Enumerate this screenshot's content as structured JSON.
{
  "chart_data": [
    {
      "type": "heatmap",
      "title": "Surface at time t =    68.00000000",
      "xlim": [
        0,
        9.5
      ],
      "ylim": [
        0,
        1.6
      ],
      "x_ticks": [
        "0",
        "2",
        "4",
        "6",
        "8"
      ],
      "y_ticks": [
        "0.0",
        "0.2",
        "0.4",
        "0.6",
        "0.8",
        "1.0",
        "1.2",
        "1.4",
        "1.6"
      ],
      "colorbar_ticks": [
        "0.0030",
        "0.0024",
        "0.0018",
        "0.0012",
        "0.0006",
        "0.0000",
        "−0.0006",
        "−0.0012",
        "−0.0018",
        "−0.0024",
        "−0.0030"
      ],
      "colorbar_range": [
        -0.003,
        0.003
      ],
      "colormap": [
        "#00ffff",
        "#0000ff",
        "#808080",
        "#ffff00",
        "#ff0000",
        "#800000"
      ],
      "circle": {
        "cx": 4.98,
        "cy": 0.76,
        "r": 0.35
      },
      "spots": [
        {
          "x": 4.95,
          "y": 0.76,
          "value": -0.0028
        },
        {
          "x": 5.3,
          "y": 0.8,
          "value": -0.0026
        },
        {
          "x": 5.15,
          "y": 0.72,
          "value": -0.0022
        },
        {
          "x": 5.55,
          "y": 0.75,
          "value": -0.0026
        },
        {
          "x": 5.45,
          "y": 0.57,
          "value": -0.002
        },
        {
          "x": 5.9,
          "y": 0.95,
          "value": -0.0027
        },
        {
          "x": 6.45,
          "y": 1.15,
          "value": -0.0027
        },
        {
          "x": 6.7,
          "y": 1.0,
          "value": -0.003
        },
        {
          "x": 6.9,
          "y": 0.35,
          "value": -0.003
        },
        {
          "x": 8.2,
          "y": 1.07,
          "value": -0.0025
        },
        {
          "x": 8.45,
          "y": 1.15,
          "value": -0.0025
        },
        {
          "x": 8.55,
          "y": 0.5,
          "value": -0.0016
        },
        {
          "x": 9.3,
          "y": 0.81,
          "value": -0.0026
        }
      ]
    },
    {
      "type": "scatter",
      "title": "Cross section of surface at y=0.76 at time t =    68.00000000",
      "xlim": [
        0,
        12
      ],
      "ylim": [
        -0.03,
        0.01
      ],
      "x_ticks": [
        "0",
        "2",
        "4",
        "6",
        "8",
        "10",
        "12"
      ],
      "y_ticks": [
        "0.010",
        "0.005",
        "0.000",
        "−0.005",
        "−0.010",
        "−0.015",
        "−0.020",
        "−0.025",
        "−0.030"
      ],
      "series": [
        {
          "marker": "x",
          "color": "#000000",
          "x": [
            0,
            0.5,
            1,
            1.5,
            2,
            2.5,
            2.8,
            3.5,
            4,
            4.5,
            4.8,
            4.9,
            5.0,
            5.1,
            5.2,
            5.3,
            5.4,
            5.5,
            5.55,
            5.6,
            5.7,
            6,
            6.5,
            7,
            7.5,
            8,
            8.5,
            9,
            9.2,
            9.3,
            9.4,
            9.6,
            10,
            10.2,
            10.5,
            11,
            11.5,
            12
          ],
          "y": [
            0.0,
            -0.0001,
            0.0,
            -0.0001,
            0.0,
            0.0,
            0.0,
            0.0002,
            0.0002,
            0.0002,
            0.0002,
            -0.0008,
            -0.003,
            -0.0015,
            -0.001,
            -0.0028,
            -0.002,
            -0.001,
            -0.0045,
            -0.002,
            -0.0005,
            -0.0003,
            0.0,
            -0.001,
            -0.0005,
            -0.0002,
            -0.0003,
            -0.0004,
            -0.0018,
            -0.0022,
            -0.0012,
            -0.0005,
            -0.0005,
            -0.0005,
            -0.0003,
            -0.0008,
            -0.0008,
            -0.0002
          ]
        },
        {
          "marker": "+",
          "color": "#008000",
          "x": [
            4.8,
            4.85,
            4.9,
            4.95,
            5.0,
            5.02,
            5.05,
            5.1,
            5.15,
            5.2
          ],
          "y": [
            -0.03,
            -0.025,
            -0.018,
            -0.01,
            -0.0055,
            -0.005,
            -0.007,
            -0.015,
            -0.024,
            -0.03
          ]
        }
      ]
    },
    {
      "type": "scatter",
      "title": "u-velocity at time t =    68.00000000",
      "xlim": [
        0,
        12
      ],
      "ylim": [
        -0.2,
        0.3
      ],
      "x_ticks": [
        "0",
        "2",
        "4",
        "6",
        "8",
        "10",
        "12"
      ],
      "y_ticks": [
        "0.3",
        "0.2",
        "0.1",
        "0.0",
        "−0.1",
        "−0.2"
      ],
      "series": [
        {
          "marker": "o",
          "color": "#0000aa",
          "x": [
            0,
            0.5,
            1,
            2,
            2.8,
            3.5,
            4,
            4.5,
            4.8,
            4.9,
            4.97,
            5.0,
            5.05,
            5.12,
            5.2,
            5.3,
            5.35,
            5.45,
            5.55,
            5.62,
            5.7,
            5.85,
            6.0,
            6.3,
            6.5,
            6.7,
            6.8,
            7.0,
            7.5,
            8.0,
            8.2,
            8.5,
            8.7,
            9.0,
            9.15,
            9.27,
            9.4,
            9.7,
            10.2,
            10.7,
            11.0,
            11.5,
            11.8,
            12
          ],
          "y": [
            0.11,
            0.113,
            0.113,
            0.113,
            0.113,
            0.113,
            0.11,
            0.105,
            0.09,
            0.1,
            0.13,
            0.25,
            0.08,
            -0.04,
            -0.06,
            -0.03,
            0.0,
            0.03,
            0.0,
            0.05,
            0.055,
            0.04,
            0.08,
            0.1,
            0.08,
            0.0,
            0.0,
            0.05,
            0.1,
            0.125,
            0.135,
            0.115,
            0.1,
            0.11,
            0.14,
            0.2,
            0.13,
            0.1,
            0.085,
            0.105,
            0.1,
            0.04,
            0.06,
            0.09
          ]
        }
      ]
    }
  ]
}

****************

_Requirement_: Word for word, write out the data.

_Solution to the exercise_:
Enumerate this screenshot's content as structured JSON.
{
  "chart_data": [
    {
      "type": "heatmap",
      "title": "Surface at time t =    68.00000000",
      "xlim": [
        0,
        9.5
      ],
      "ylim": [
        0,
        1.6
      ],
      "x_ticks": [
        "0",
        "2",
        "4",
        "6",
        "8"
      ],
      "y_ticks": [
        "0.0",
        "0.2",
        "0.4",
        "0.6",
        "0.8",
        "1.0",
        "1.2",
        "1.4",
        "1.6"
      ],
      "colorbar_ticks": [
        "0.0030",
        "0.0024",
        "0.0018",
        "0.0012",
        "0.0006",
        "0.0000",
        "−0.0006",
        "−0.0012",
        "−0.0018",
        "−0.0024",
        "−0.0030"
      ],
      "colorbar_range": [
        -0.003,
        0.003
      ],
      "colormap": [
        "#00ffff",
        "#0000ff",
        "#808080",
        "#ffff00",
        "#ff0000",
        "#800000"
      ],
      "circle": {
        "cx": 4.98,
        "cy": 0.76,
        "r": 0.35
      },
      "spots": [
        {
          "x": 4.95,
          "y": 0.76,
          "value": -0.0028
        },
        {
          "x": 5.3,
          "y": 0.8,
          "value": -0.0026
        },
        {
          "x": 5.15,
          "y": 0.72,
          "value": -0.0022
        },
        {
          "x": 5.55,
          "y": 0.75,
          "value": -0.0026
        },
        {
          "x": 5.45,
          "y": 0.57,
          "value": -0.002
        },
        {
          "x": 5.9,
          "y": 0.95,
          "value": -0.0027
        },
        {
          "x": 6.45,
          "y": 1.15,
          "value": -0.0027
        },
        {
          "x": 6.7,
          "y": 1.0,
          "value": -0.003
        },
        {
          "x": 6.9,
          "y": 0.35,
          "value": -0.003
        },
        {
          "x": 8.2,
          "y": 1.07,
          "value": -0.0025
        },
        {
          "x": 8.45,
          "y": 1.15,
          "value": -0.0025
        },
        {
          "x": 8.55,
          "y": 0.5,
          "value": -0.0016
        },
        {
          "x": 9.3,
          "y": 0.81,
          "value": -0.0026
        }
      ]
    },
    {
      "type": "scatter",
      "title": "Cross section of surface at y=0.76 at time t =    68.00000000",
      "xlim": [
        0,
        12
      ],
      "ylim": [
        -0.03,
        0.01
      ],
      "x_ticks": [
        "0",
        "2",
        "4",
        "6",
        "8",
        "10",
        "12"
      ],
      "y_ticks": [
        "0.010",
        "0.005",
        "0.000",
        "−0.005",
        "−0.010",
        "−0.015",
        "−0.020",
        "−0.025",
        "−0.030"
      ],
      "series": [
        {
          "marker": "x",
          "color": "#000000",
          "x": [
            0,
            0.5,
            1,
            1.5,
            2,
            2.5,
            2.8,
            3.5,
            4,
            4.5,
            4.8,
            4.9,
            5.0,
            5.1,
            5.2,
            5.3,
            5.4,
            5.5,
            5.55,
            5.6,
            5.7,
            6,
            6.5,
            7,
            7.5,
            8,
            8.5,
            9,
            9.2,
            9.3,
            9.4,
            9.6,
            10,
            10.2,
            10.5,
            11,
            11.5,
            12
          ],
          "y": [
            0.0,
            -0.0001,
            0.0,
            -0.0001,
            0.0,
            0.0,
            0.0,
            0.0002,
            0.0002,
            0.0002,
            0.0002,
            -0.0008,
            -0.003,
            -0.0015,
            -0.001,
            -0.0028,
            -0.002,
            -0.001,
            -0.0045,
            -0.002,
            -0.0005,
            -0.0003,
            0.0,
            -0.001,
            -0.0005,
            -0.0002,
            -0.0003,
            -0.0004,
            -0.0018,
            -0.0022,
            -0.0012,
            -0.0005,
            -0.0005,
            -0.0005,
            -0.0003,
            -0.0008,
            -0.0008,
            -0.0002
          ]
        },
        {
          "marker": "+",
          "color": "#008000",
          "x": [
            4.8,
            4.85,
            4.9,
            4.95,
            5.0,
            5.02,
            5.05,
            5.1,
            5.15,
            5.2
          ],
          "y": [
            -0.03,
            -0.025,
            -0.018,
            -0.01,
            -0.0055,
            -0.005,
            -0.007,
            -0.015,
            -0.024,
            -0.03
          ]
        }
      ]
    },
    {
      "type": "scatter",
      "title": "u-velocity at time t =    68.00000000",
      "xlim": [
        0,
        12
      ],
      "ylim": [
        -0.2,
        0.3
      ],
      "x_ticks": [
        "0",
        "2",
        "4",
        "6",
        "8",
        "10",
        "12"
      ],
      "y_ticks": [
        "0.3",
        "0.2",
        "0.1",
        "0.0",
        "−0.1",
        "−0.2"
      ],
      "series": [
        {
          "marker": "o",
          "color": "#0000aa",
          "x": [
            0,
            0.5,
            1,
            2,
            2.8,
            3.5,
            4,
            4.5,
            4.8,
            4.9,
            4.97,
            5.0,
            5.05,
            5.12,
            5.2,
            5.3,
            5.35,
            5.45,
            5.55,
            5.62,
            5.7,
            5.85,
            6.0,
            6.3,
            6.5,
            6.7,
            6.8,
            7.0,
            7.5,
            8.0,
            8.2,
            8.5,
            8.7,
            9.0,
            9.15,
            9.27,
            9.4,
            9.7,
            10.2,
            10.7,
            11.0,
            11.5,
            11.8,
            12
          ],
          "y": [
            0.11,
            0.113,
            0.113,
            0.113,
            0.113,
            0.113,
            0.11,
            0.105,
            0.09,
            0.1,
            0.13,
            0.25,
            0.08,
            -0.04,
            -0.06,
            -0.03,
            0.0,
            0.03,
            0.0,
            0.05,
            0.055,
            0.04,
            0.08,
            0.1,
            0.08,
            0.0,
            0.0,
            0.05,
            0.1,
            0.125,
            0.135,
            0.115,
            0.1,
            0.11,
            0.14,
            0.2,
            0.13,
            0.1,
            0.085,
            0.105,
            0.1,
            0.04,
            0.06,
            0.09
          ]
        }
      ]
    }
  ]
}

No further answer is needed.